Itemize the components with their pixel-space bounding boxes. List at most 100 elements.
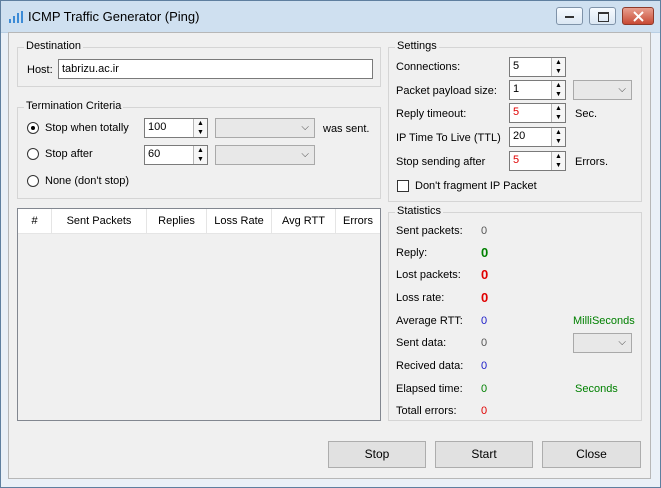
stop-totally-label: Stop when totally: [45, 122, 129, 134]
chevron-down-icon: ⌵: [301, 122, 309, 133]
column-header[interactable]: Loss Rate: [207, 209, 272, 233]
elapsed-time-value: 0: [481, 383, 488, 395]
stop-totally-unit-select[interactable]: ⌵: [215, 118, 315, 138]
destination-group-title: Destination: [24, 40, 84, 52]
payload-unit-select[interactable]: ⌵: [573, 80, 632, 100]
none-label: None (don't stop): [45, 175, 130, 187]
minimize-icon: [565, 16, 574, 18]
reply-timeout-spinner[interactable]: 5 ▲ ▼: [509, 103, 566, 123]
stop-after-radio[interactable]: [27, 148, 39, 160]
spinner-arrows[interactable]: ▲ ▼: [551, 58, 565, 76]
ttl-value: 20: [513, 130, 526, 142]
none-radio[interactable]: [27, 175, 39, 187]
recv-data-label: Recived data:: [396, 360, 464, 372]
stop-totally-spinner[interactable]: 100 ▲ ▼: [144, 118, 208, 138]
minimize-button[interactable]: [556, 7, 583, 25]
arrow-down-icon[interactable]: ▼: [194, 128, 207, 137]
column-header[interactable]: Avg RTT: [272, 209, 336, 233]
start-button[interactable]: Start: [435, 441, 533, 468]
arrow-up-icon[interactable]: ▲: [194, 146, 207, 155]
maximize-icon: [598, 12, 609, 22]
reply-value: 0: [481, 245, 489, 260]
settings-group-title: Settings: [395, 40, 439, 52]
recv-data-value: 0: [481, 360, 488, 372]
table-header: # Sent Packets Replies Loss Rate Avg RTT…: [18, 209, 380, 234]
column-header[interactable]: #: [18, 209, 52, 233]
was-sent-label: was sent.: [323, 123, 370, 135]
arrow-up-icon[interactable]: ▲: [552, 128, 565, 137]
total-errors-label: Totall errors:: [396, 405, 457, 417]
termination-group-title: Termination Criteria: [24, 100, 124, 112]
column-header[interactable]: Replies: [147, 209, 207, 233]
reply-timeout-label: Reply timeout:: [396, 108, 467, 120]
stop-button[interactable]: Stop: [328, 441, 426, 468]
stop-totally-value: 100: [148, 121, 167, 133]
payload-value: 1: [513, 83, 520, 95]
stop-totally-radio[interactable]: [27, 122, 39, 134]
avg-rtt-value: 0: [481, 315, 488, 327]
stop-sending-spinner[interactable]: 5 ▲ ▼: [509, 151, 566, 171]
stop-after-spinner[interactable]: 60 ▲ ▼: [144, 145, 208, 165]
lost-packets-label: Lost packets:: [396, 269, 461, 281]
host-input[interactable]: tabrizu.ac.ir: [58, 59, 373, 79]
spinner-arrows[interactable]: ▲ ▼: [551, 128, 565, 146]
stop-sending-label: Stop sending after: [396, 156, 486, 168]
spinner-arrows[interactable]: ▲ ▼: [551, 104, 565, 122]
arrow-down-icon[interactable]: ▼: [194, 155, 207, 164]
milliseconds-label: MilliSeconds: [573, 315, 635, 327]
statistics-group-title: Statistics: [395, 205, 444, 217]
payload-spinner[interactable]: 1 ▲ ▼: [509, 80, 566, 100]
sec-label: Sec.: [575, 108, 598, 120]
stop-after-label: Stop after: [45, 148, 93, 160]
ttl-spinner[interactable]: 20 ▲ ▼: [509, 127, 566, 147]
errors-label: Errors.: [575, 156, 608, 168]
arrow-up-icon[interactable]: ▲: [194, 119, 207, 128]
connections-value: 5: [513, 60, 520, 72]
arrow-up-icon[interactable]: ▲: [552, 81, 565, 90]
arrow-up-icon[interactable]: ▲: [552, 152, 565, 161]
arrow-up-icon[interactable]: ▲: [552, 104, 565, 113]
seconds-label: Seconds: [575, 383, 618, 395]
host-label: Host:: [27, 64, 53, 76]
spinner-arrows[interactable]: ▲ ▼: [193, 146, 207, 164]
reply-timeout-value: 5: [513, 106, 520, 118]
signal-icon: [9, 11, 23, 23]
payload-label: Packet payload size:: [396, 85, 497, 97]
arrow-down-icon[interactable]: ▼: [552, 137, 565, 146]
stop-after-value: 60: [148, 148, 161, 160]
arrow-down-icon[interactable]: ▼: [552, 161, 565, 170]
connections-spinner[interactable]: 5 ▲ ▼: [509, 57, 566, 77]
lost-packets-value: 0: [481, 267, 489, 282]
stop-after-unit-select[interactable]: ⌵: [215, 145, 315, 165]
stop-sending-value: 5: [513, 154, 520, 166]
loss-rate-value: 0: [481, 290, 489, 305]
dont-fragment-checkbox[interactable]: [397, 180, 409, 192]
results-table[interactable]: # Sent Packets Replies Loss Rate Avg RTT…: [17, 208, 381, 421]
window-title: ICMP Traffic Generator (Ping): [28, 9, 200, 24]
chevron-down-icon: ⌵: [618, 337, 626, 348]
arrow-down-icon[interactable]: ▼: [552, 113, 565, 122]
close-window-button[interactable]: [622, 7, 654, 25]
chevron-down-icon: ⌵: [618, 84, 626, 95]
spinner-arrows[interactable]: ▲ ▼: [193, 119, 207, 137]
column-header[interactable]: Errors: [336, 209, 380, 233]
chevron-down-icon: ⌵: [301, 149, 309, 160]
avg-rtt-label: Average RTT:: [396, 315, 463, 327]
spinner-arrows[interactable]: ▲ ▼: [551, 81, 565, 99]
spinner-arrows[interactable]: ▲ ▼: [551, 152, 565, 170]
maximize-button[interactable]: [589, 7, 616, 25]
title-bar[interactable]: ICMP Traffic Generator (Ping): [1, 1, 660, 33]
arrow-up-icon[interactable]: ▲: [552, 58, 565, 67]
sent-packets-value: 0: [481, 225, 488, 237]
elapsed-time-label: Elapsed time:: [396, 383, 463, 395]
column-header[interactable]: Sent Packets: [52, 209, 147, 233]
close-icon: [633, 11, 644, 22]
sent-data-label: Sent data:: [396, 337, 447, 349]
data-unit-select[interactable]: ⌵: [573, 333, 632, 353]
connections-label: Connections:: [396, 61, 461, 73]
arrow-down-icon[interactable]: ▼: [552, 67, 565, 76]
close-button[interactable]: Close: [542, 441, 641, 468]
arrow-down-icon[interactable]: ▼: [552, 90, 565, 99]
dont-fragment-label: Don't fragment IP Packet: [415, 180, 537, 192]
reply-label: Reply:: [396, 247, 428, 259]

·····

Reproduce every line of the record above verbatim, leaving out the picture.

_Result of the task_:
Itemize the components with their pixel-space bounding boxes. List at most 100 elements.
stop-totally-label: Stop when totally: [45, 122, 129, 134]
chevron-down-icon: ⌵: [301, 122, 309, 133]
column-header[interactable]: Loss Rate: [207, 209, 272, 233]
elapsed-time-value: 0: [481, 383, 488, 395]
stop-totally-unit-select[interactable]: ⌵: [215, 118, 315, 138]
destination-group-title: Destination: [24, 40, 84, 52]
payload-unit-select[interactable]: ⌵: [573, 80, 632, 100]
none-label: None (don't stop): [45, 175, 130, 187]
minimize-icon: [565, 16, 574, 18]
reply-timeout-spinner[interactable]: 5 ▲ ▼: [509, 103, 566, 123]
stop-after-radio[interactable]: [27, 148, 39, 160]
spinner-arrows[interactable]: ▲ ▼: [551, 58, 565, 76]
ttl-value: 20: [513, 130, 526, 142]
none-radio[interactable]: [27, 175, 39, 187]
recv-data-label: Recived data:: [396, 360, 464, 372]
stop-totally-spinner[interactable]: 100 ▲ ▼: [144, 118, 208, 138]
minimize-button[interactable]: [556, 7, 583, 25]
arrow-down-icon[interactable]: ▼: [194, 128, 207, 137]
column-header[interactable]: Avg RTT: [272, 209, 336, 233]
start-button[interactable]: Start: [435, 441, 533, 468]
arrow-up-icon[interactable]: ▲: [194, 146, 207, 155]
maximize-icon: [598, 12, 609, 22]
reply-value: 0: [481, 245, 489, 260]
settings-group-title: Settings: [395, 40, 439, 52]
recv-data-value: 0: [481, 360, 488, 372]
table-header: # Sent Packets Replies Loss Rate Avg RTT…: [18, 209, 380, 234]
column-header[interactable]: #: [18, 209, 52, 233]
was-sent-label: was sent.: [323, 123, 370, 135]
arrow-up-icon[interactable]: ▲: [552, 128, 565, 137]
total-errors-label: Totall errors:: [396, 405, 457, 417]
termination-group-title: Termination Criteria: [24, 100, 124, 112]
column-header[interactable]: Replies: [147, 209, 207, 233]
reply-timeout-label: Reply timeout:: [396, 108, 467, 120]
stop-button[interactable]: Stop: [328, 441, 426, 468]
stop-totally-value: 100: [148, 121, 167, 133]
payload-value: 1: [513, 83, 520, 95]
stop-totally-radio[interactable]: [27, 122, 39, 134]
avg-rtt-value: 0: [481, 315, 488, 327]
stop-sending-spinner[interactable]: 5 ▲ ▼: [509, 151, 566, 171]
stop-after-spinner[interactable]: 60 ▲ ▼: [144, 145, 208, 165]
lost-packets-label: Lost packets:: [396, 269, 461, 281]
host-input[interactable]: tabrizu.ac.ir: [58, 59, 373, 79]
spinner-arrows[interactable]: ▲ ▼: [551, 128, 565, 146]
stop-sending-label: Stop sending after: [396, 156, 486, 168]
spinner-arrows[interactable]: ▲ ▼: [551, 104, 565, 122]
arrow-down-icon[interactable]: ▼: [194, 155, 207, 164]
milliseconds-label: MilliSeconds: [573, 315, 635, 327]
statistics-group-title: Statistics: [395, 205, 444, 217]
payload-spinner[interactable]: 1 ▲ ▼: [509, 80, 566, 100]
sec-label: Sec.: [575, 108, 598, 120]
stop-after-label: Stop after: [45, 148, 93, 160]
ttl-spinner[interactable]: 20 ▲ ▼: [509, 127, 566, 147]
errors-label: Errors.: [575, 156, 608, 168]
arrow-up-icon[interactable]: ▲: [194, 119, 207, 128]
connections-value: 5: [513, 60, 520, 72]
arrow-up-icon[interactable]: ▲: [552, 81, 565, 90]
arrow-up-icon[interactable]: ▲: [552, 152, 565, 161]
arrow-up-icon[interactable]: ▲: [552, 104, 565, 113]
seconds-label: Seconds: [575, 383, 618, 395]
host-label: Host:: [27, 64, 53, 76]
spinner-arrows[interactable]: ▲ ▼: [193, 146, 207, 164]
reply-timeout-value: 5: [513, 106, 520, 118]
signal-icon: [9, 11, 23, 23]
payload-label: Packet payload size:: [396, 85, 497, 97]
arrow-down-icon[interactable]: ▼: [552, 137, 565, 146]
stop-after-value: 60: [148, 148, 161, 160]
arrow-down-icon[interactable]: ▼: [552, 161, 565, 170]
connections-spinner[interactable]: 5 ▲ ▼: [509, 57, 566, 77]
lost-packets-value: 0: [481, 267, 489, 282]
stop-after-unit-select[interactable]: ⌵: [215, 145, 315, 165]
stop-sending-value: 5: [513, 154, 520, 166]
loss-rate-value: 0: [481, 290, 489, 305]
dont-fragment-checkbox[interactable]: [397, 180, 409, 192]
results-table[interactable]: # Sent Packets Replies Loss Rate Avg RTT…: [17, 208, 381, 421]
window-title: ICMP Traffic Generator (Ping): [28, 9, 200, 24]
chevron-down-icon: ⌵: [618, 337, 626, 348]
arrow-down-icon[interactable]: ▼: [552, 113, 565, 122]
close-window-button[interactable]: [622, 7, 654, 25]
chevron-down-icon: ⌵: [618, 84, 626, 95]
spinner-arrows[interactable]: ▲ ▼: [193, 119, 207, 137]
column-header[interactable]: Errors: [336, 209, 380, 233]
chevron-down-icon: ⌵: [301, 149, 309, 160]
avg-rtt-label: Average RTT:: [396, 315, 463, 327]
spinner-arrows[interactable]: ▲ ▼: [551, 81, 565, 99]
spinner-arrows[interactable]: ▲ ▼: [551, 152, 565, 170]
maximize-button[interactable]: [589, 7, 616, 25]
title-bar[interactable]: ICMP Traffic Generator (Ping): [1, 1, 660, 33]
arrow-up-icon[interactable]: ▲: [552, 58, 565, 67]
sent-packets-value: 0: [481, 225, 488, 237]
elapsed-time-label: Elapsed time:: [396, 383, 463, 395]
column-header[interactable]: Sent Packets: [52, 209, 147, 233]
close-icon: [633, 11, 644, 22]
sent-data-label: Sent data:: [396, 337, 447, 349]
data-unit-select[interactable]: ⌵: [573, 333, 632, 353]
connections-label: Connections:: [396, 61, 461, 73]
arrow-down-icon[interactable]: ▼: [552, 67, 565, 76]
close-button[interactable]: Close: [542, 441, 641, 468]
arrow-down-icon[interactable]: ▼: [552, 90, 565, 99]
dont-fragment-label: Don't fragment IP Packet: [415, 180, 537, 192]
reply-label: Reply:: [396, 247, 428, 259]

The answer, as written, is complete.